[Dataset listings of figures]
▼▼▼

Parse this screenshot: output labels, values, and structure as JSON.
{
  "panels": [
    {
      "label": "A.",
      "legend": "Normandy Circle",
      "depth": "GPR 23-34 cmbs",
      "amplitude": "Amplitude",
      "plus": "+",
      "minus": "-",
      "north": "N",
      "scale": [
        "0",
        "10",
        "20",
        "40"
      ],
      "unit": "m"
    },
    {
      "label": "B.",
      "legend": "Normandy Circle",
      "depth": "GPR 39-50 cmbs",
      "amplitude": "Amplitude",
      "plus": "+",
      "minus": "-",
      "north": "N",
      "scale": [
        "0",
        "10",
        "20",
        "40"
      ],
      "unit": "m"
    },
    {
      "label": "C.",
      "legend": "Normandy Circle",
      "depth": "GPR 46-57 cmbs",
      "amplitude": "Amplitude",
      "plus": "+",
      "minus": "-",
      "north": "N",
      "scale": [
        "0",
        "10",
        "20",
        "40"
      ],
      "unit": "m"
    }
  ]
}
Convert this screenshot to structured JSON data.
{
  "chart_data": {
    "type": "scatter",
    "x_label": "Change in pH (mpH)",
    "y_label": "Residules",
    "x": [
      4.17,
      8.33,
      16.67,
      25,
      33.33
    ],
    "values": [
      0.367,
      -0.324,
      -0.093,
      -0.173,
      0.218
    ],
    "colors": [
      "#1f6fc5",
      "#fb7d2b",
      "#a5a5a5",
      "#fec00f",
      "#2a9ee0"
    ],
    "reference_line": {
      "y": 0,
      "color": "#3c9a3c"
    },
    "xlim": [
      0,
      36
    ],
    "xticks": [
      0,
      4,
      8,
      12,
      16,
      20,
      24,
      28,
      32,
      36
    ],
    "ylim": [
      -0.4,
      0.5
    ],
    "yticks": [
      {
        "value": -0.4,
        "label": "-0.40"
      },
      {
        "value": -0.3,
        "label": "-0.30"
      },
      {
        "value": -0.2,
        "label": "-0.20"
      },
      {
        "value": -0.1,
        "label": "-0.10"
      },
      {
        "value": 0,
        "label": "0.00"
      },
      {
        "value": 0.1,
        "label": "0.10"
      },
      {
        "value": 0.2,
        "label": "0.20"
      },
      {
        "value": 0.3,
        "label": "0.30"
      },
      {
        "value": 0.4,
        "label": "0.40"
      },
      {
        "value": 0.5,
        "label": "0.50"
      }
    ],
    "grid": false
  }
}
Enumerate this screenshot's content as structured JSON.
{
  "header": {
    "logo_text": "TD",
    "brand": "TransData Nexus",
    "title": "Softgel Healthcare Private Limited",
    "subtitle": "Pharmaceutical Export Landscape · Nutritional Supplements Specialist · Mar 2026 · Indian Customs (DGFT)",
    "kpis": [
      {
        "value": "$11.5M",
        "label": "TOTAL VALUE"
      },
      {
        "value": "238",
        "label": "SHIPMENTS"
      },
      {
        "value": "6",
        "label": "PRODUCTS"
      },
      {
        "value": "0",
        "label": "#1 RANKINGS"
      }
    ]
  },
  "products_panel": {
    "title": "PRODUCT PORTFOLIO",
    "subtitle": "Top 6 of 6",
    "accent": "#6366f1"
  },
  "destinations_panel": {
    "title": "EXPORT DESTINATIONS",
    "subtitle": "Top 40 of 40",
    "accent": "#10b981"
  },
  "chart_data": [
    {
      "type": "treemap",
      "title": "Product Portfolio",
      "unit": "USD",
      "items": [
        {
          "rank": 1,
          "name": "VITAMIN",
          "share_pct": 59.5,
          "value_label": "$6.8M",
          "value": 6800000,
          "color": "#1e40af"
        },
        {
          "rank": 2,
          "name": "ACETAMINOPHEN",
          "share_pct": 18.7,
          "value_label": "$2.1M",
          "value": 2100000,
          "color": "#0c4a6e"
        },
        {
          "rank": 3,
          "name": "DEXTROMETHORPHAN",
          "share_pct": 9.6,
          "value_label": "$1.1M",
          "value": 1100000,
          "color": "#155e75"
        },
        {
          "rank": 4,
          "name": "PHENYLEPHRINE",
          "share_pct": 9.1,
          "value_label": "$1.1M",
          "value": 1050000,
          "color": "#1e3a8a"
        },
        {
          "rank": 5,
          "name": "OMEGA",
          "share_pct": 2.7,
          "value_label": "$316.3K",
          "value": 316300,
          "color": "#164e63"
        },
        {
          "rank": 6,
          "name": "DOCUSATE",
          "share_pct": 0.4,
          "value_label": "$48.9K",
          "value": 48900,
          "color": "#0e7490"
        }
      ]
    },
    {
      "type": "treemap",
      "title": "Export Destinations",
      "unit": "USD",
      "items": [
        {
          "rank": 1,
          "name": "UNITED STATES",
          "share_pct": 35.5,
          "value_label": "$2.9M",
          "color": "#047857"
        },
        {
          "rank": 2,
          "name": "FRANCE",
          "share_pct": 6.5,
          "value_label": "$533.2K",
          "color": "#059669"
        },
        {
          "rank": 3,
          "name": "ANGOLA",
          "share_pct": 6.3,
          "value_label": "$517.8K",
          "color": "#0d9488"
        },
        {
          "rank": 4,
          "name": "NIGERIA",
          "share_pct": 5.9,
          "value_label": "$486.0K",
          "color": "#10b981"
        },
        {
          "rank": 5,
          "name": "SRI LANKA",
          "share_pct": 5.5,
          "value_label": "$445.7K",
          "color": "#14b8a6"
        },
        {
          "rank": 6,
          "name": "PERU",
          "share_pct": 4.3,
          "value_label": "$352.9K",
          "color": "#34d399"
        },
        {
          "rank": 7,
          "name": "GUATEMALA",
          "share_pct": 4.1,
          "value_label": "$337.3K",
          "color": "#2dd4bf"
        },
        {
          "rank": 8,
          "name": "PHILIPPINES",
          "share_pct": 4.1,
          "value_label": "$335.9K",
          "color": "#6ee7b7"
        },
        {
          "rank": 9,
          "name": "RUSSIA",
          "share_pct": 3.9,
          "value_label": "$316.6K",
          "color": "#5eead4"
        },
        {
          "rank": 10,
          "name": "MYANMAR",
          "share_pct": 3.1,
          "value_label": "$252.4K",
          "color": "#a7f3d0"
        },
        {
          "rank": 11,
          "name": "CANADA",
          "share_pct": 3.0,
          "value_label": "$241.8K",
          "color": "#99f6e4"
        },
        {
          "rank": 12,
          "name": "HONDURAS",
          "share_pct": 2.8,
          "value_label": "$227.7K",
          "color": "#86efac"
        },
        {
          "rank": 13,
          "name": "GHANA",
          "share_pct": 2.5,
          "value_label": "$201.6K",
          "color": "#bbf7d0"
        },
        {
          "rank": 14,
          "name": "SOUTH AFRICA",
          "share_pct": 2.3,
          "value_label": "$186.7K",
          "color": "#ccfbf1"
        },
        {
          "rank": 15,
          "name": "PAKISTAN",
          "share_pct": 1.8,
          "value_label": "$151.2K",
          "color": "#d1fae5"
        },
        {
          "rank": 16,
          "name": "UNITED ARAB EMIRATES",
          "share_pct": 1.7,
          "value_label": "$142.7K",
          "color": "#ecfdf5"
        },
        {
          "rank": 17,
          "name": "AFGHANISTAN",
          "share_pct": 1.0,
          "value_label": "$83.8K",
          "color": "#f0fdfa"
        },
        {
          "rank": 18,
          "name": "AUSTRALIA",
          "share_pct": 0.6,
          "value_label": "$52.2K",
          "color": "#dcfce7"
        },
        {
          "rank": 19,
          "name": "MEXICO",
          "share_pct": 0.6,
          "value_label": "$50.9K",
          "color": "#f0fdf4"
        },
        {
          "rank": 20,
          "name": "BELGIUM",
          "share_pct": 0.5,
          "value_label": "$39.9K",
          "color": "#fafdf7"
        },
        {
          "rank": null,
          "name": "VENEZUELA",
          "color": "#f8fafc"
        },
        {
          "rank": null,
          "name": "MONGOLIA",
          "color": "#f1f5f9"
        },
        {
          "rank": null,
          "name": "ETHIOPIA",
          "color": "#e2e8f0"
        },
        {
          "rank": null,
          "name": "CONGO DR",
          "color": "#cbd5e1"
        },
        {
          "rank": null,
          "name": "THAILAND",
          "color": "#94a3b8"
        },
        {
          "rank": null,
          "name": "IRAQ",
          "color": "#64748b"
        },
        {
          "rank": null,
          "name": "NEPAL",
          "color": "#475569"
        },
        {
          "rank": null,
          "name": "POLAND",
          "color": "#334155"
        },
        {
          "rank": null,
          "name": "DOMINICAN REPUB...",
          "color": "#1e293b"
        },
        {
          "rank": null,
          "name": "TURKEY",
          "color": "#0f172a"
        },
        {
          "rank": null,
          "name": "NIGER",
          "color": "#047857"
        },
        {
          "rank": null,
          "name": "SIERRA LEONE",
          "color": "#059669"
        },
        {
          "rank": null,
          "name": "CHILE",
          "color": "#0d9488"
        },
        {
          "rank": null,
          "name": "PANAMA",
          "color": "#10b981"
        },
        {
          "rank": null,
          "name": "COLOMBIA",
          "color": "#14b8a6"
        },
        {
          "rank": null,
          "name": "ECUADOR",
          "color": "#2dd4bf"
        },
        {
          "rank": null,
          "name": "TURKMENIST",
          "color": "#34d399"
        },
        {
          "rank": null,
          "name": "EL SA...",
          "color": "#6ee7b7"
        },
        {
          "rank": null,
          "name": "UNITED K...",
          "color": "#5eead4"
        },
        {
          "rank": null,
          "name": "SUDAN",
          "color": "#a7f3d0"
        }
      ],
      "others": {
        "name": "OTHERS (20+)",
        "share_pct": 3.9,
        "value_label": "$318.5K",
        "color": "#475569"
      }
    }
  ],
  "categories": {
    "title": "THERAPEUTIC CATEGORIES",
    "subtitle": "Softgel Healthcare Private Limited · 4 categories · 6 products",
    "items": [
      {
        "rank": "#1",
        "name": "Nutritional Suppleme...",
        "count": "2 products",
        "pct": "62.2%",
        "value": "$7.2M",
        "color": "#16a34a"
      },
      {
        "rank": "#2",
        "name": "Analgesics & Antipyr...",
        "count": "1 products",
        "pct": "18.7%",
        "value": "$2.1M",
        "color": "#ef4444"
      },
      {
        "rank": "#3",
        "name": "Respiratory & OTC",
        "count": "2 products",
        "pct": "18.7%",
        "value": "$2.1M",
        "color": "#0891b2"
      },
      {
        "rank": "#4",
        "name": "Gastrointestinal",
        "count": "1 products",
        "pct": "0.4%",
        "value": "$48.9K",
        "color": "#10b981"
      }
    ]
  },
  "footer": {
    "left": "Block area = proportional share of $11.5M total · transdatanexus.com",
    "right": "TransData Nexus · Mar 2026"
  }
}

▲▲▲

> Exercise description:
Your task is to report how many lines of the material include the string "structured". Give the number and no other words.

> Expected answer:
2